BEGIN MATERIAL
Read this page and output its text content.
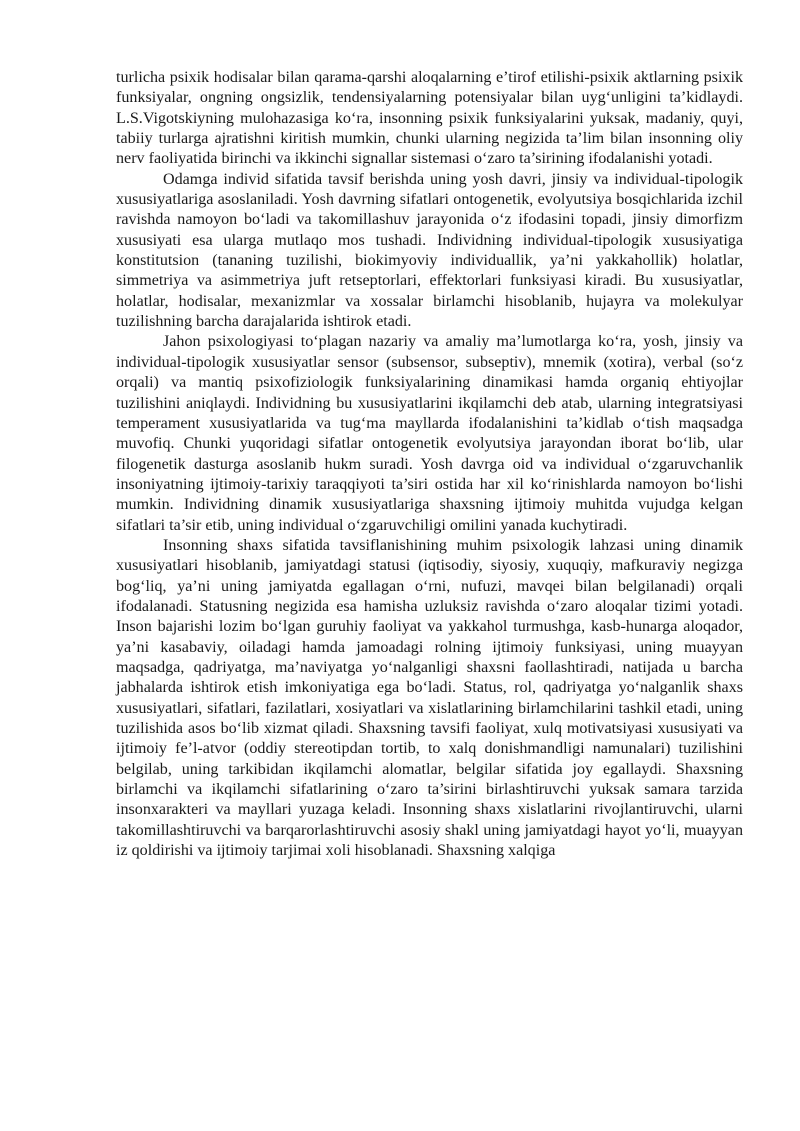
turlicha psixik hodisalar bilan qarama-qarshi aloqalarning e’tirof etilishi-psixik aktlarning psixik funksiyalar, ongning ongsizlik, tendensiyalarning potensiyalar bilan uyg‘unligini ta’kidlaydi. L.S.Vigotskiyning mulohazasiga ko‘ra, insonning psixik funksiyalarini yuksak, madaniy, quyi, tabiiy turlarga ajratishni kiritish mumkin, chunki ularning negizida ta’lim bilan insonning oliy nerv faoliyatida birinchi va ikkinchi signallar sistemasi o‘zaro ta’sirining ifodalanishi yotadi.

Odamga individ sifatida tavsif berishda uning yosh davri, jinsiy va individual-tipologik xususiyatlariga asoslaniladi. Yosh davrning sifatlari ontogenetik, evolyutsiya bosqichlarida izchil ravishda namoyon bo‘ladi va takomillashuv jarayonida o‘z ifodasini topadi, jinsiy dimorfizm xususiyati esa ularga mutlaqo mos tushadi. Individning individual-tipologik xususiyatiga konstitutsion (tananing tuzilishi, biokimyoviy individuallik, ya’ni yakkahollik) holatlar, simmetriya va asimmetriya juft retseptorlari, effektorlari funksiyasi kiradi. Bu xususiyatlar, holatlar, hodisalar, mexanizmlar va xossalar birlamchi hisoblanib, hujayra va molekulyar tuzilishning barcha darajalarida ishtirok etadi.

Jahon psixologiyasi to‘plagan nazariy va amaliy ma’lumotlarga ko‘ra, yosh, jinsiy va individual-tipologik xususiyatlar sensor (subsensor, subseptiv), mnemik (xotira), verbal (so‘z orqali) va mantiq psixofiziologik funksiyalarining dinamikasi hamda organiq ehtiyojlar tuzilishini aniqlaydi. Individning bu xususiyatlarini ikqilamchi deb atab, ularning integratsiyasi temperament xususiyatlarida va tug‘ma mayllarda ifodalanishini ta’kidlab o‘tish maqsadga muvofiq. Chunki yuqoridagi sifatlar ontogenetik evolyutsiya jarayondan iborat bo‘lib, ular filogenetik dasturga asoslanib hukm suradi. Yosh davrga oid va individual o‘zgaruvchanlik insoniyatning ijtimoiy-tarixiy taraqqiyoti ta’siri ostida har xil ko‘rinishlarda namoyon bo‘lishi mumkin. Individning dinamik xususiyatlariga shaxsning ijtimoiy muhitda vujudga kelgan sifatlari ta’sir etib, uning individual o‘zgaruvchiligi omilini yanada kuchytiradi.

Insonning shaxs sifatida tavsiflanishining muhim psixologik lahzasi uning dinamik xususiyatlari hisoblanib, jamiyatdagi statusi (iqtisodiy, siyosiy, xuquqiy, mafkuraviy negizga bog‘liq, ya’ni uning jamiyatda egallagan o‘rni, nufuzi, mavqei bilan belgilanadi) orqali ifodalanadi. Statusning negizida esa hamisha uzluksiz ravishda o‘zaro aloqalar tizimi yotadi. Inson bajarishi lozim bo‘lgan guruhiy faoliyat va yakkahol turmushga, kasb-hunarga aloqador, ya’ni kasabaviy, oiladagi hamda jamoadagi rolning ijtimoiy funksiyasi, uning muayyan maqsadga, qadriyatga, ma’naviyatga yo‘nalganligi shaxsni faollashtiradi, natijada u barcha jabhalarda ishtirok etish imkoniyatiga ega bo‘ladi. Status, rol, qadriyatga yo‘nalganlik shaxs xususiyatlari, sifatlari, fazilatlari, xosiyatlari va xislatlarining birlamchilarini tashkil etadi, uning tuzilishida asos bo‘lib xizmat qiladi. Shaxsning tavsifi faoliyat, xulq motivatsiyasi xususiyati va ijtimoiy fe’l-atvor (oddiy stereotipdan tortib, to xalq donishmandligi namunalari) tuzilishini belgilab, uning tarkibidan ikqilamchi alomatlar, belgilar sifatida joy egallaydi. Shaxsning birlamchi va ikqilamchi sifatlarining o‘zaro ta’sirini birlashtiruvchi yuksak samara tarzida insonxarakteri va mayllari yuzaga keladi. Insonning shaxs xislatlarini rivojlantiruvchi, ularni takomillashtiruvchi va barqarorlashtiruvchi asosiy shakl uning jamiyatdagi hayot yo‘li, muayyan iz qoldirishi va ijtimoiy tarjimai xoli hisoblanadi. Shaxsning xalqiga
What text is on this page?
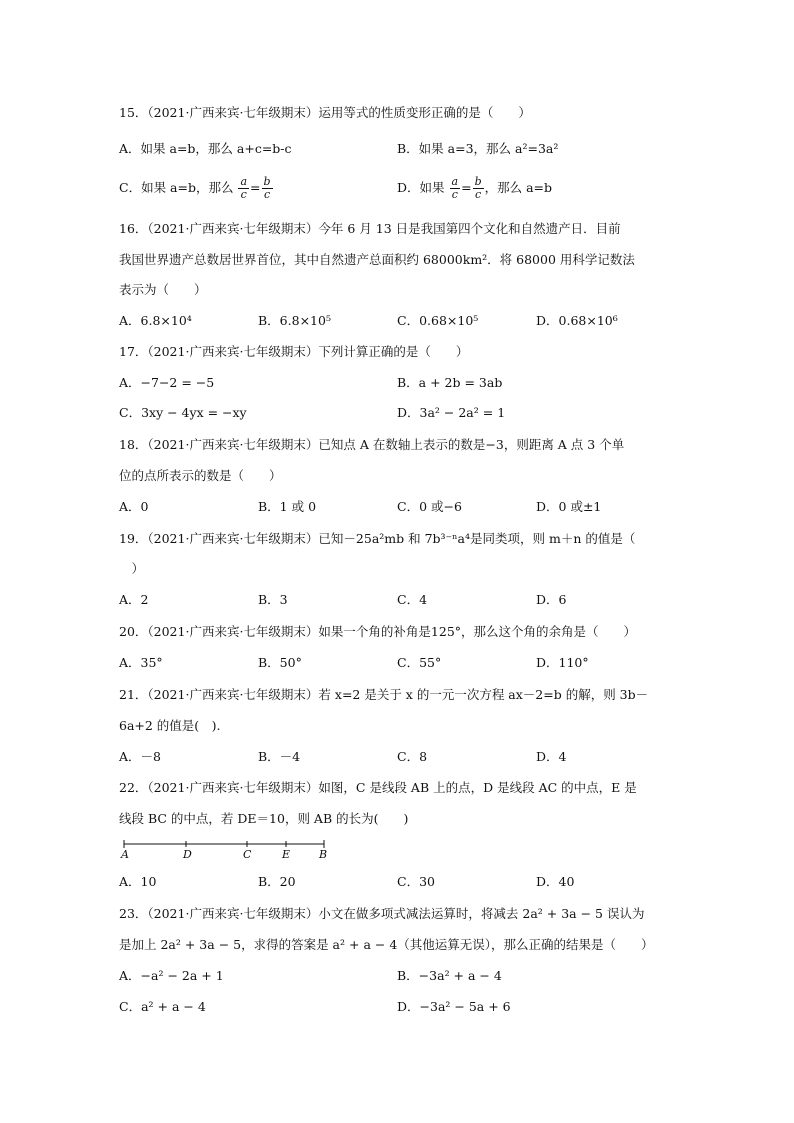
15．（2021·广西来宾·七年级期末）运用等式的性质变形正确的是（　　）
A．如果 a=b，那么 a+c=b-c	B．如果 a=3，那么 a²=3a²
C．如果 a=b，那么 $\frac{a}{c} = \frac{b}{c}$	D．如果 $\frac{a}{c} = \frac{b}{c}$ ，那么 a=b
16．（2021·广西来宾·七年级期末）今年 6 月 13 日是我国第四个文化和自然遗产日．目前
我国世界遗产总数居世界首位，其中自然遗产总面积约 68000km²．将 68000 用科学记数法
表示为（　　）
A．6.8×10⁴	B．6.8×10⁵	C．0.68×10⁵	D．0.68×10⁶
17．（2021·广西来宾·七年级期末）下列计算正确的是（　　）
A．−7−2 = −5	B．a + 2b = 3ab
C．3xy − 4yx = −xy	D．3a² − 2a² = 1
18．（2021·广西来宾·七年级期末）已知点 A 在数轴上表示的数是−3，则距离 A 点 3 个单
位的点所表示的数是（　　）
A．0	B．1 或 0	C．0 或−6	D．0 或±1
19．（2021·广西来宾·七年级期末）已知－25a²mb 和 7b³⁻ⁿa⁴是同类项，则 m＋n 的值是（
　）
A．2	B．3	C．4	D．6
20．（2021·广西来宾·七年级期末）如果一个角的补角是125°，那么这个角的余角是（　　）
A．35°	B．50°	C．55°	D．110°
21．（2021·广西来宾·七年级期末）若 x=2 是关于 x 的一元一次方程 ax－2=b 的解，则 3b－
6a+2 的值是(　).
A．－8	B．－4	C．8	D．4
22．（2021·广西来宾·七年级期末）如图，C 是线段 AB 上的点，D 是线段 AC 的中点，E 是
线段 BC 的中点，若 DE＝10，则 AB 的长为(　　)
A	D	C	E	B
A．10	B．20	C．30	D．40
23．（2021·广西来宾·七年级期末）小文在做多项式减法运算时，将减去 2a² + 3a − 5 误认为
是加上 2a² + 3a − 5，求得的答案是 a² + a − 4（其他运算无误），那么正确的结果是（　　）
A．−a² − 2a + 1	B．−3a² + a − 4
C．a² + a − 4	D．−3a² − 5a + 6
END MATERIAL
# [REQUIREMENT]
Quote the preceding records in their entirety, excluding every picture.

# [EXERCISE RESULT]
Read this page and output its text content.
turlicha psixik hodisalar bilan qarama-qarshi aloqalarning e’tirof etilishi-psixik aktlarning psixik funksiyalar, ongning ongsizlik, tendensiyalarning potensiyalar bilan uyg‘unligini ta’kidlaydi. L.S.Vigotskiyning mulohazasiga ko‘ra, insonning psixik funksiyalarini yuksak, madaniy, quyi, tabiiy turlarga ajratishni kiritish mumkin, chunki ularning negizida ta’lim bilan insonning oliy nerv faoliyatida birinchi va ikkinchi signallar sistemasi o‘zaro ta’sirining ifodalanishi yotadi.

Odamga individ sifatida tavsif berishda uning yosh davri, jinsiy va individual-tipologik xususiyatlariga asoslaniladi. Yosh davrning sifatlari ontogenetik, evolyutsiya bosqichlarida izchil ravishda namoyon bo‘ladi va takomillashuv jarayonida o‘z ifodasini topadi, jinsiy dimorfizm xususiyati esa ularga mutlaqo mos tushadi. Individning individual-tipologik xususiyatiga konstitutsion (tananing tuzilishi, biokimyoviy individuallik, ya’ni yakkahollik) holatlar, simmetriya va asimmetriya juft retseptorlari, effektorlari funksiyasi kiradi. Bu xususiyatlar, holatlar, hodisalar, mexanizmlar va xossalar birlamchi hisoblanib, hujayra va molekulyar tuzilishning barcha darajalarida ishtirok etadi.

Jahon psixologiyasi to‘plagan nazariy va amaliy ma’lumotlarga ko‘ra, yosh, jinsiy va individual-tipologik xususiyatlar sensor (subsensor, subseptiv), mnemik (xotira), verbal (so‘z orqali) va mantiq psixofiziologik funksiyalarining dinamikasi hamda organiq ehtiyojlar tuzilishini aniqlaydi. Individning bu xususiyatlarini ikqilamchi deb atab, ularning integratsiyasi temperament xususiyatlarida va tug‘ma mayllarda ifodalanishini ta’kidlab o‘tish maqsadga muvofiq. Chunki yuqoridagi sifatlar ontogenetik evolyutsiya jarayondan iborat bo‘lib, ular filogenetik dasturga asoslanib hukm suradi. Yosh davrga oid va individual o‘zgaruvchanlik insoniyatning ijtimoiy-tarixiy taraqqiyoti ta’siri ostida har xil ko‘rinishlarda namoyon bo‘lishi mumkin. Individning dinamik xususiyatlariga shaxsning ijtimoiy muhitda vujudga kelgan sifatlari ta’sir etib, uning individual o‘zgaruvchiligi omilini yanada kuchytiradi.

Insonning shaxs sifatida tavsiflanishining muhim psixologik lahzasi uning dinamik xususiyatlari hisoblanib, jamiyatdagi statusi (iqtisodiy, siyosiy, xuquqiy, mafkuraviy negizga bog‘liq, ya’ni uning jamiyatda egallagan o‘rni, nufuzi, mavqei bilan belgilanadi) orqali ifodalanadi. Statusning negizida esa hamisha uzluksiz ravishda o‘zaro aloqalar tizimi yotadi. Inson bajarishi lozim bo‘lgan guruhiy faoliyat va yakkahol turmushga, kasb-hunarga aloqador, ya’ni kasabaviy, oiladagi hamda jamoadagi rolning ijtimoiy funksiyasi, uning muayyan maqsadga, qadriyatga, ma’naviyatga yo‘nalganligi shaxsni faollashtiradi, natijada u barcha jabhalarda ishtirok etish imkoniyatiga ega bo‘ladi. Status, rol, qadriyatga yo‘nalganlik shaxs xususiyatlari, sifatlari, fazilatlari, xosiyatlari va xislatlarining birlamchilarini tashkil etadi, uning tuzilishida asos bo‘lib xizmat qiladi. Shaxsning tavsifi faoliyat, xulq motivatsiyasi xususiyati va ijtimoiy fe’l-atvor (oddiy stereotipdan tortib, to xalq donishmandligi namunalari) tuzilishini belgilab, uning tarkibidan ikqilamchi alomatlar, belgilar sifatida joy egallaydi. Shaxsning birlamchi va ikqilamchi sifatlarining o‘zaro ta’sirini birlashtiruvchi yuksak samara tarzida insonxarakteri va mayllari yuzaga keladi. Insonning shaxs xislatlarini rivojlantiruvchi, ularni takomillashtiruvchi va barqarorlashtiruvchi asosiy shakl uning jamiyatdagi hayot yo‘li, muayyan iz qoldirishi va ijtimoiy tarjimai xoli hisoblanadi. Shaxsning xalqiga
What text is on this page?
15．（2021·广西来宾·七年级期末）运用等式的性质变形正确的是（　　）
A．如果 a=b，那么 a+c=b-c	B．如果 a=3，那么 a²=3a²
C．如果 a=b，那么 $\frac{a}{c} = \frac{b}{c}$	D．如果 $\frac{a}{c} = \frac{b}{c}$ ，那么 a=b
16．（2021·广西来宾·七年级期末）今年 6 月 13 日是我国第四个文化和自然遗产日．目前
我国世界遗产总数居世界首位，其中自然遗产总面积约 68000km²．将 68000 用科学记数法
表示为（　　）
A．6.8×10⁴	B．6.8×10⁵	C．0.68×10⁵	D．0.68×10⁶
17．（2021·广西来宾·七年级期末）下列计算正确的是（　　）
A．−7−2 = −5	B．a + 2b = 3ab
C．3xy − 4yx = −xy	D．3a² − 2a² = 1
18．（2021·广西来宾·七年级期末）已知点 A 在数轴上表示的数是−3，则距离 A 点 3 个单
位的点所表示的数是（　　）
A．0	B．1 或 0	C．0 或−6	D．0 或±1
19．（2021·广西来宾·七年级期末）已知－25a²mb 和 7b³⁻ⁿa⁴是同类项，则 m＋n 的值是（
　）
A．2	B．3	C．4	D．6
20．（2021·广西来宾·七年级期末）如果一个角的补角是125°，那么这个角的余角是（　　）
A．35°	B．50°	C．55°	D．110°
21．（2021·广西来宾·七年级期末）若 x=2 是关于 x 的一元一次方程 ax－2=b 的解，则 3b－
6a+2 的值是(　).
A．－8	B．－4	C．8	D．4
22．（2021·广西来宾·七年级期末）如图，C 是线段 AB 上的点，D 是线段 AC 的中点，E 是
线段 BC 的中点，若 DE＝10，则 AB 的长为(　　)
A	D	C	E	B
A．10	B．20	C．30	D．40
23．（2021·广西来宾·七年级期末）小文在做多项式减法运算时，将减去 2a² + 3a − 5 误认为
是加上 2a² + 3a − 5，求得的答案是 a² + a − 4（其他运算无误），那么正确的结果是（　　）
A．−a² − 2a + 1	B．−3a² + a − 4
C．a² + a − 4	D．−3a² − 5a + 6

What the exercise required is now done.